== THE REQUEST ==
Out of the lines below, please list those that hold the string "Credible".

== GIVEN ENTRIES ==
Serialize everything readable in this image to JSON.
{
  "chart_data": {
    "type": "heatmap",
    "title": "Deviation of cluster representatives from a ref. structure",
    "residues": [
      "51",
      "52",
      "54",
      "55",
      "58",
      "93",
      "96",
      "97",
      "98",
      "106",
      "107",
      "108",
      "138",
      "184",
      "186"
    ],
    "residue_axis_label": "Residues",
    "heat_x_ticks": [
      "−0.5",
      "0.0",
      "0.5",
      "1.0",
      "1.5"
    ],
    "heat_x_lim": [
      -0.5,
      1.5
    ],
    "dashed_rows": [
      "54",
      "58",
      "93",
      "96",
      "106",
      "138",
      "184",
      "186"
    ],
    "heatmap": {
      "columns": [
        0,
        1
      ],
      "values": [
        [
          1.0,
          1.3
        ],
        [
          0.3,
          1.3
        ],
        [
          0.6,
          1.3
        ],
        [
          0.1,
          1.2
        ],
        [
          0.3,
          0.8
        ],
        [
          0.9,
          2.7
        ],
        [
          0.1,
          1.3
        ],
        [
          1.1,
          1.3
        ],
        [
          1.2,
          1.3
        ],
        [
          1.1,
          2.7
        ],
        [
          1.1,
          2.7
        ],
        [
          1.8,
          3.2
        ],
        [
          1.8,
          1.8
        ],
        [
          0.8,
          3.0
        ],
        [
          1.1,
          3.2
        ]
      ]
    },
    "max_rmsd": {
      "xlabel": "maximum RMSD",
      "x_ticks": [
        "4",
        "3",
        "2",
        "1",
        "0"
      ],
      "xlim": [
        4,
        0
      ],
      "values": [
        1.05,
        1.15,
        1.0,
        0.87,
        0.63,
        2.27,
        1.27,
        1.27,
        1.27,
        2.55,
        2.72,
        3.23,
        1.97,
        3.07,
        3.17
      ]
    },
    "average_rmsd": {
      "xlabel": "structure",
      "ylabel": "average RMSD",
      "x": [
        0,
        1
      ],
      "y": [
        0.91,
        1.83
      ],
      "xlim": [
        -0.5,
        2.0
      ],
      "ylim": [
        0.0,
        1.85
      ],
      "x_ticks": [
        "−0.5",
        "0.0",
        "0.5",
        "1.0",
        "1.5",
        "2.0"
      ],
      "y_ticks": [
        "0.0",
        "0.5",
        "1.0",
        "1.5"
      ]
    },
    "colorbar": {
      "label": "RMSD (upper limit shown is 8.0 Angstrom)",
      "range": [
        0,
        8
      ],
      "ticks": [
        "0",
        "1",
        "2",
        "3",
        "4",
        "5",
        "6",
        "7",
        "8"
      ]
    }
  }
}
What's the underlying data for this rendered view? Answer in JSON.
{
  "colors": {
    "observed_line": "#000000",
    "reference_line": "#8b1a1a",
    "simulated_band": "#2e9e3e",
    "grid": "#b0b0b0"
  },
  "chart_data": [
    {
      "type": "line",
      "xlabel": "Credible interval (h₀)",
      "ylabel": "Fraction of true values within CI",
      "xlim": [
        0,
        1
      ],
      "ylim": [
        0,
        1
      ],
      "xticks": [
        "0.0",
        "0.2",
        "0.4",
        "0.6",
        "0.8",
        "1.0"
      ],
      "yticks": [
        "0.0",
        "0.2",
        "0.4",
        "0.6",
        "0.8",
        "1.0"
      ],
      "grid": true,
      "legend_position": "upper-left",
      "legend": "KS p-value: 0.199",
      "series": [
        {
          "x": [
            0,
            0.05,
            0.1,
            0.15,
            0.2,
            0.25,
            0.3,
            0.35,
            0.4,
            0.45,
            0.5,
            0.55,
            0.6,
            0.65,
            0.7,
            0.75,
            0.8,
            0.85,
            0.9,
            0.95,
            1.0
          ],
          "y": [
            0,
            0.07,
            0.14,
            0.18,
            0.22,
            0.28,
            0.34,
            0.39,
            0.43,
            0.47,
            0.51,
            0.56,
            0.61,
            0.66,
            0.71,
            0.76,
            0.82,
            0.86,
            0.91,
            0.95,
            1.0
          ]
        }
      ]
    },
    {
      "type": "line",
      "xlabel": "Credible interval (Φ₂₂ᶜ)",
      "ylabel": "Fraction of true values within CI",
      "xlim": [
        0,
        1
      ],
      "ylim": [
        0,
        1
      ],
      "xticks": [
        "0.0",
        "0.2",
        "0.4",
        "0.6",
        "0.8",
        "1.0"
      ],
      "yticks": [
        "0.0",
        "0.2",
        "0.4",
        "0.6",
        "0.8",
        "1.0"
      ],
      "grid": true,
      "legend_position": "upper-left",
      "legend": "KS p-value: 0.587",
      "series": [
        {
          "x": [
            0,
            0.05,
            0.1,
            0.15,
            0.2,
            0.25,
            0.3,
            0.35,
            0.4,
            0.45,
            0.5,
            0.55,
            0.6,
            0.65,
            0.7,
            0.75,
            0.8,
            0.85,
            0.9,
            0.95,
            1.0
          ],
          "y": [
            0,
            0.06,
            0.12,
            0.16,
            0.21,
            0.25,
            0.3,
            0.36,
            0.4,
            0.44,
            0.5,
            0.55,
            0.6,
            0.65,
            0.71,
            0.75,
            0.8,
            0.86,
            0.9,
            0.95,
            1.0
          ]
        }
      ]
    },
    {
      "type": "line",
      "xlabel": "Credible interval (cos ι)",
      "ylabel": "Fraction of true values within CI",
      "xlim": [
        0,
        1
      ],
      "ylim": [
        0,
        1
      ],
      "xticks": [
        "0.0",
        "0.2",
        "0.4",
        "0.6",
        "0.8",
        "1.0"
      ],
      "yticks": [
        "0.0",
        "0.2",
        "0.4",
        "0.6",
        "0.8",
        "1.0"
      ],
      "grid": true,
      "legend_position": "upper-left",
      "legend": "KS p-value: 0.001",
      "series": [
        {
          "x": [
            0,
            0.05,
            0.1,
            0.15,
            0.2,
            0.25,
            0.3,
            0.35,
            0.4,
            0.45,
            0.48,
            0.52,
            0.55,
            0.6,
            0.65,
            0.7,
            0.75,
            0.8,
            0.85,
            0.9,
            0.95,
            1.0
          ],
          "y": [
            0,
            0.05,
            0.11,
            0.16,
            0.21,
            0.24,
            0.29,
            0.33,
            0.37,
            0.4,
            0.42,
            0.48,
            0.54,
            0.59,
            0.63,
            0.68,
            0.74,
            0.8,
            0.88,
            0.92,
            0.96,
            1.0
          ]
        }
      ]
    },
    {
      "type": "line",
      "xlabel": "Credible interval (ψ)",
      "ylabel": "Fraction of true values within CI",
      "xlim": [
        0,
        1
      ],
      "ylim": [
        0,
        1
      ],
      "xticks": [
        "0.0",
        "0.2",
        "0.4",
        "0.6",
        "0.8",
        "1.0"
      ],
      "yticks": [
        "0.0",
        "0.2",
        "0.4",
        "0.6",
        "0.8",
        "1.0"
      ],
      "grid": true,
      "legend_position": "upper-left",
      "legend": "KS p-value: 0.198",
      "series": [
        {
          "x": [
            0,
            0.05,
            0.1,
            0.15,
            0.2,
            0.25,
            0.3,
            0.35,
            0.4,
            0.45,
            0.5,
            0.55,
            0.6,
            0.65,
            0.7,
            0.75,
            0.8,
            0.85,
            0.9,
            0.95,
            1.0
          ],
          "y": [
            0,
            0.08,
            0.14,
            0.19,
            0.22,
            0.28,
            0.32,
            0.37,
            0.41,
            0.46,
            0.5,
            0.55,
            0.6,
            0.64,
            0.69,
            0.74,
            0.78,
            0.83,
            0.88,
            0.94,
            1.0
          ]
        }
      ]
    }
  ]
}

== WRITTEN SOLUTION ==
      "xlabel": "Credible interval (h₀)",
      "xlabel": "Credible interval (Φ₂₂ᶜ)",
      "xlabel": "Credible interval (cos ι)",
      "xlabel": "Credible interval (ψ)",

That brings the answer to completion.